### Short task
Leave out the pictures and reproduce all of the data exactly.
╭─ Records to process
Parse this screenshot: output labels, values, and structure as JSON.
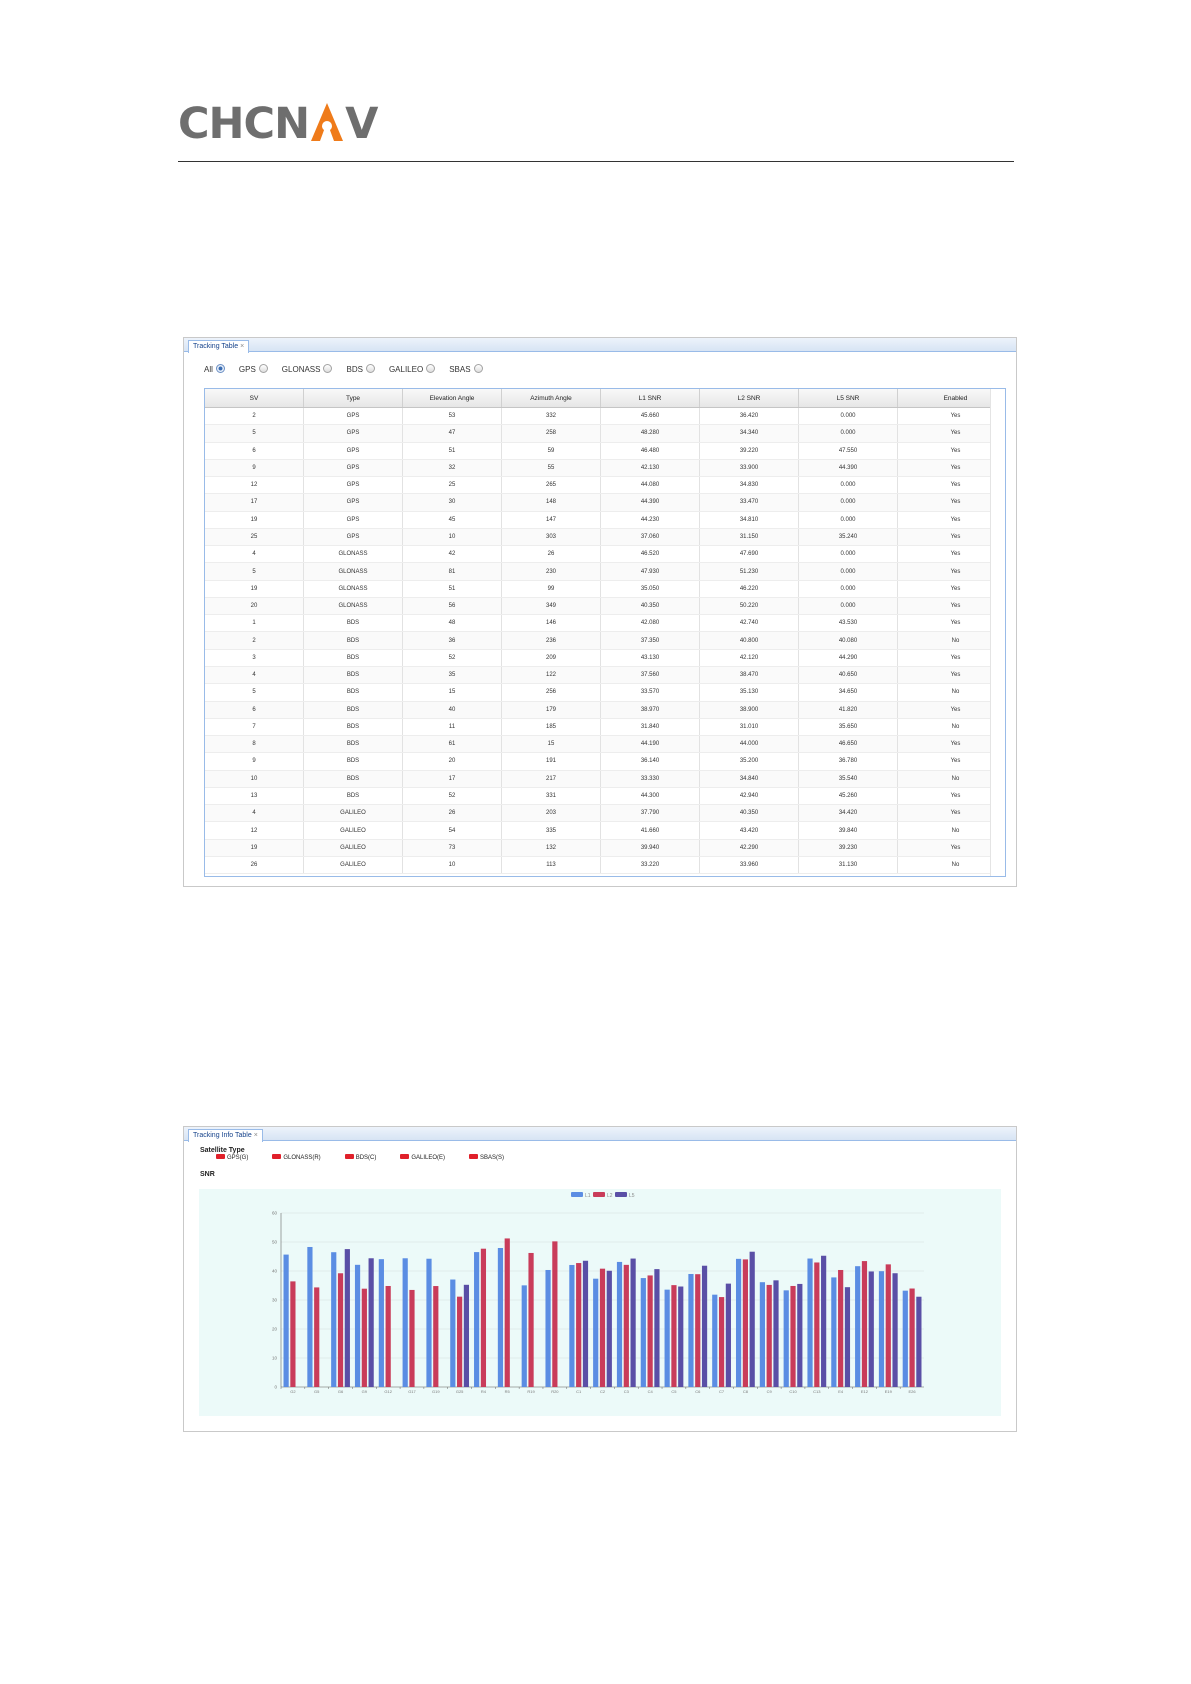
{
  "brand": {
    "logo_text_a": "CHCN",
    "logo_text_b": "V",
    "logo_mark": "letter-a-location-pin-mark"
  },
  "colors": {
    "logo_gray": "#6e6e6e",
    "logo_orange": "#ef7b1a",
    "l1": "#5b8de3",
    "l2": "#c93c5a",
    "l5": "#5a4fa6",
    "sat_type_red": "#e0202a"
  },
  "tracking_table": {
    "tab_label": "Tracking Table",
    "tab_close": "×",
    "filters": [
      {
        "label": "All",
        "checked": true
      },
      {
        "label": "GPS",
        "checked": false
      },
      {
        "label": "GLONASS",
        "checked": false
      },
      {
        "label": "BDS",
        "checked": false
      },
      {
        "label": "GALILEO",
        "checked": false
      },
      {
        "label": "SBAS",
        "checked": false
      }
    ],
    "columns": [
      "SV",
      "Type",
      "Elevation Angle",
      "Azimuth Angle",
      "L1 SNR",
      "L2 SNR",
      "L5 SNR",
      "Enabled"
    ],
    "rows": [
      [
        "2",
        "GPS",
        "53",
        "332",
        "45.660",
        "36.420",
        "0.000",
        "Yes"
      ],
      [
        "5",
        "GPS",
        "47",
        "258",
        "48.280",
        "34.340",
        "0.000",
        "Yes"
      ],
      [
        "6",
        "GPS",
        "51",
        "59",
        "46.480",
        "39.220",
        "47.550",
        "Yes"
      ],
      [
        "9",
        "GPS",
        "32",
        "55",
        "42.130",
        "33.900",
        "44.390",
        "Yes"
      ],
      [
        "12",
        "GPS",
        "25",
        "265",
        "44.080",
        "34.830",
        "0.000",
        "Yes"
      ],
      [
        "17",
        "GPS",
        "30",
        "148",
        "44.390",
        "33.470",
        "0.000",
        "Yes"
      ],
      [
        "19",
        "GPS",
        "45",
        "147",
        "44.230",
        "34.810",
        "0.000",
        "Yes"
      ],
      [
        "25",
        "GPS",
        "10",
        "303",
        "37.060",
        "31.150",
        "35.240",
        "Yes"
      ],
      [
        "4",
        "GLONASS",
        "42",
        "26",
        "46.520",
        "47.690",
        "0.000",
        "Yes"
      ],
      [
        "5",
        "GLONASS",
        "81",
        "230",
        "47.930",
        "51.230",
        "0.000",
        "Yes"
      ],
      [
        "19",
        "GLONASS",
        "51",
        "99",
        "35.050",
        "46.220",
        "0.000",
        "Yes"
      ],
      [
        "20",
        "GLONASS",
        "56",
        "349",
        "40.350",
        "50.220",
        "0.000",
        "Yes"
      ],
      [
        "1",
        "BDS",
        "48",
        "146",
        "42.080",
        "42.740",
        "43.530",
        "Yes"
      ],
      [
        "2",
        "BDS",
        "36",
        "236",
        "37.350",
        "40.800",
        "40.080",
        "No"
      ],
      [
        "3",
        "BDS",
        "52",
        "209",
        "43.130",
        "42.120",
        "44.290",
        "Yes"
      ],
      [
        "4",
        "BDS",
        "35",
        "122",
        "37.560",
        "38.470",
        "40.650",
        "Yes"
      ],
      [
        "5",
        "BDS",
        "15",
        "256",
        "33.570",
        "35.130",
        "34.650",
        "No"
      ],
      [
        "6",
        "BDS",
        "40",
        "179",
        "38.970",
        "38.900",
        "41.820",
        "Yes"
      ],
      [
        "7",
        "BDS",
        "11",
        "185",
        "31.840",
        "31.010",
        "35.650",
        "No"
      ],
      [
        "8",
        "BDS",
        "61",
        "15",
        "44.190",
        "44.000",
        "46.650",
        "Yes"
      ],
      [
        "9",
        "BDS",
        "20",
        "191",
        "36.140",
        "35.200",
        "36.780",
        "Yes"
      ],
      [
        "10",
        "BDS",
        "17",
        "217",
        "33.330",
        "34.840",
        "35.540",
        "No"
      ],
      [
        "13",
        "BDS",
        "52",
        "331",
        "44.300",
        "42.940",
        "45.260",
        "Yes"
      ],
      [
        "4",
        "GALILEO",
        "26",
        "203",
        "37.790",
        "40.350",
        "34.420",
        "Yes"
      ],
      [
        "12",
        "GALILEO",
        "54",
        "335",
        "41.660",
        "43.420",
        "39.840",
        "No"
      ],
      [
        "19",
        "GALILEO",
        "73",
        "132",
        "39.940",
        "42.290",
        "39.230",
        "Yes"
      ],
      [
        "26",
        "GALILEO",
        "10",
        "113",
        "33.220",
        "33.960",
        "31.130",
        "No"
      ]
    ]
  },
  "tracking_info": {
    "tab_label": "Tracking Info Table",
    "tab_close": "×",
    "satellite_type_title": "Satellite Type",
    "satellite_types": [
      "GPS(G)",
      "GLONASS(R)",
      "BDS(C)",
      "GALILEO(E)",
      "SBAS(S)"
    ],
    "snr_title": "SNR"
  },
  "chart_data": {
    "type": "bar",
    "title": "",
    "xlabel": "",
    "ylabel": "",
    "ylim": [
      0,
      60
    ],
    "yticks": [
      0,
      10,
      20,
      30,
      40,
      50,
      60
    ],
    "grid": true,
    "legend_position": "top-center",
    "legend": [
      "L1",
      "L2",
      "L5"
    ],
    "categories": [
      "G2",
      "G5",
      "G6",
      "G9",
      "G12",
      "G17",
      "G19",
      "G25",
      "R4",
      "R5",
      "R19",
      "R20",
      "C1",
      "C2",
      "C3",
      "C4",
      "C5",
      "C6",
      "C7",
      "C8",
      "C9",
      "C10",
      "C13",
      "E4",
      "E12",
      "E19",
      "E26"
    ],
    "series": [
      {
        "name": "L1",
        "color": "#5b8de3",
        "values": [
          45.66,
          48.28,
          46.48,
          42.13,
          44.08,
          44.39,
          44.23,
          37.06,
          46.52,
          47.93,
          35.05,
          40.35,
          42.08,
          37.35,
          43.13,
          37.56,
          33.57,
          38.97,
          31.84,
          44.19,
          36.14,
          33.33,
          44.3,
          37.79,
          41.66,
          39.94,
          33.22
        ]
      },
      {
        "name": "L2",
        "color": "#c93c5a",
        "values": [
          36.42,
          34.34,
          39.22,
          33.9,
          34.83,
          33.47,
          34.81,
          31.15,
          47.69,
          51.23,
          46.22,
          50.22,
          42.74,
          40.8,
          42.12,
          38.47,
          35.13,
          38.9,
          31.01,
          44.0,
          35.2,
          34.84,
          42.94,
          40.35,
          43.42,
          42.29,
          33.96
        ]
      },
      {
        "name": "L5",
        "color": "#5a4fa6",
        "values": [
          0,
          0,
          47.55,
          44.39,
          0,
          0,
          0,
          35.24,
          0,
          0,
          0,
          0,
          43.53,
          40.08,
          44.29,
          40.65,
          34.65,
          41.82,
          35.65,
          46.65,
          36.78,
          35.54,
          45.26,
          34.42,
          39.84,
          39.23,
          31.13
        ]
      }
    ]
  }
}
╰─
### Result of the task
Parse this screenshot: output labels, values, and structure as JSON.
{
  "brand": {
    "logo_text_a": "CHCN",
    "logo_text_b": "V",
    "logo_mark": "letter-a-location-pin-mark"
  },
  "colors": {
    "logo_gray": "#6e6e6e",
    "logo_orange": "#ef7b1a",
    "l1": "#5b8de3",
    "l2": "#c93c5a",
    "l5": "#5a4fa6",
    "sat_type_red": "#e0202a"
  },
  "tracking_table": {
    "tab_label": "Tracking Table",
    "tab_close": "×",
    "filters": [
      {
        "label": "All",
        "checked": true
      },
      {
        "label": "GPS",
        "checked": false
      },
      {
        "label": "GLONASS",
        "checked": false
      },
      {
        "label": "BDS",
        "checked": false
      },
      {
        "label": "GALILEO",
        "checked": false
      },
      {
        "label": "SBAS",
        "checked": false
      }
    ],
    "columns": [
      "SV",
      "Type",
      "Elevation Angle",
      "Azimuth Angle",
      "L1 SNR",
      "L2 SNR",
      "L5 SNR",
      "Enabled"
    ],
    "rows": [
      [
        "2",
        "GPS",
        "53",
        "332",
        "45.660",
        "36.420",
        "0.000",
        "Yes"
      ],
      [
        "5",
        "GPS",
        "47",
        "258",
        "48.280",
        "34.340",
        "0.000",
        "Yes"
      ],
      [
        "6",
        "GPS",
        "51",
        "59",
        "46.480",
        "39.220",
        "47.550",
        "Yes"
      ],
      [
        "9",
        "GPS",
        "32",
        "55",
        "42.130",
        "33.900",
        "44.390",
        "Yes"
      ],
      [
        "12",
        "GPS",
        "25",
        "265",
        "44.080",
        "34.830",
        "0.000",
        "Yes"
      ],
      [
        "17",
        "GPS",
        "30",
        "148",
        "44.390",
        "33.470",
        "0.000",
        "Yes"
      ],
      [
        "19",
        "GPS",
        "45",
        "147",
        "44.230",
        "34.810",
        "0.000",
        "Yes"
      ],
      [
        "25",
        "GPS",
        "10",
        "303",
        "37.060",
        "31.150",
        "35.240",
        "Yes"
      ],
      [
        "4",
        "GLONASS",
        "42",
        "26",
        "46.520",
        "47.690",
        "0.000",
        "Yes"
      ],
      [
        "5",
        "GLONASS",
        "81",
        "230",
        "47.930",
        "51.230",
        "0.000",
        "Yes"
      ],
      [
        "19",
        "GLONASS",
        "51",
        "99",
        "35.050",
        "46.220",
        "0.000",
        "Yes"
      ],
      [
        "20",
        "GLONASS",
        "56",
        "349",
        "40.350",
        "50.220",
        "0.000",
        "Yes"
      ],
      [
        "1",
        "BDS",
        "48",
        "146",
        "42.080",
        "42.740",
        "43.530",
        "Yes"
      ],
      [
        "2",
        "BDS",
        "36",
        "236",
        "37.350",
        "40.800",
        "40.080",
        "No"
      ],
      [
        "3",
        "BDS",
        "52",
        "209",
        "43.130",
        "42.120",
        "44.290",
        "Yes"
      ],
      [
        "4",
        "BDS",
        "35",
        "122",
        "37.560",
        "38.470",
        "40.650",
        "Yes"
      ],
      [
        "5",
        "BDS",
        "15",
        "256",
        "33.570",
        "35.130",
        "34.650",
        "No"
      ],
      [
        "6",
        "BDS",
        "40",
        "179",
        "38.970",
        "38.900",
        "41.820",
        "Yes"
      ],
      [
        "7",
        "BDS",
        "11",
        "185",
        "31.840",
        "31.010",
        "35.650",
        "No"
      ],
      [
        "8",
        "BDS",
        "61",
        "15",
        "44.190",
        "44.000",
        "46.650",
        "Yes"
      ],
      [
        "9",
        "BDS",
        "20",
        "191",
        "36.140",
        "35.200",
        "36.780",
        "Yes"
      ],
      [
        "10",
        "BDS",
        "17",
        "217",
        "33.330",
        "34.840",
        "35.540",
        "No"
      ],
      [
        "13",
        "BDS",
        "52",
        "331",
        "44.300",
        "42.940",
        "45.260",
        "Yes"
      ],
      [
        "4",
        "GALILEO",
        "26",
        "203",
        "37.790",
        "40.350",
        "34.420",
        "Yes"
      ],
      [
        "12",
        "GALILEO",
        "54",
        "335",
        "41.660",
        "43.420",
        "39.840",
        "No"
      ],
      [
        "19",
        "GALILEO",
        "73",
        "132",
        "39.940",
        "42.290",
        "39.230",
        "Yes"
      ],
      [
        "26",
        "GALILEO",
        "10",
        "113",
        "33.220",
        "33.960",
        "31.130",
        "No"
      ]
    ]
  },
  "tracking_info": {
    "tab_label": "Tracking Info Table",
    "tab_close": "×",
    "satellite_type_title": "Satellite Type",
    "satellite_types": [
      "GPS(G)",
      "GLONASS(R)",
      "BDS(C)",
      "GALILEO(E)",
      "SBAS(S)"
    ],
    "snr_title": "SNR"
  },
  "chart_data": {
    "type": "bar",
    "title": "",
    "xlabel": "",
    "ylabel": "",
    "ylim": [
      0,
      60
    ],
    "yticks": [
      0,
      10,
      20,
      30,
      40,
      50,
      60
    ],
    "grid": true,
    "legend_position": "top-center",
    "legend": [
      "L1",
      "L2",
      "L5"
    ],
    "categories": [
      "G2",
      "G5",
      "G6",
      "G9",
      "G12",
      "G17",
      "G19",
      "G25",
      "R4",
      "R5",
      "R19",
      "R20",
      "C1",
      "C2",
      "C3",
      "C4",
      "C5",
      "C6",
      "C7",
      "C8",
      "C9",
      "C10",
      "C13",
      "E4",
      "E12",
      "E19",
      "E26"
    ],
    "series": [
      {
        "name": "L1",
        "color": "#5b8de3",
        "values": [
          45.66,
          48.28,
          46.48,
          42.13,
          44.08,
          44.39,
          44.23,
          37.06,
          46.52,
          47.93,
          35.05,
          40.35,
          42.08,
          37.35,
          43.13,
          37.56,
          33.57,
          38.97,
          31.84,
          44.19,
          36.14,
          33.33,
          44.3,
          37.79,
          41.66,
          39.94,
          33.22
        ]
      },
      {
        "name": "L2",
        "color": "#c93c5a",
        "values": [
          36.42,
          34.34,
          39.22,
          33.9,
          34.83,
          33.47,
          34.81,
          31.15,
          47.69,
          51.23,
          46.22,
          50.22,
          42.74,
          40.8,
          42.12,
          38.47,
          35.13,
          38.9,
          31.01,
          44.0,
          35.2,
          34.84,
          42.94,
          40.35,
          43.42,
          42.29,
          33.96
        ]
      },
      {
        "name": "L5",
        "color": "#5a4fa6",
        "values": [
          0,
          0,
          47.55,
          44.39,
          0,
          0,
          0,
          35.24,
          0,
          0,
          0,
          0,
          43.53,
          40.08,
          44.29,
          40.65,
          34.65,
          41.82,
          35.65,
          46.65,
          36.78,
          35.54,
          45.26,
          34.42,
          39.84,
          39.23,
          31.13
        ]
      }
    ]
  }
}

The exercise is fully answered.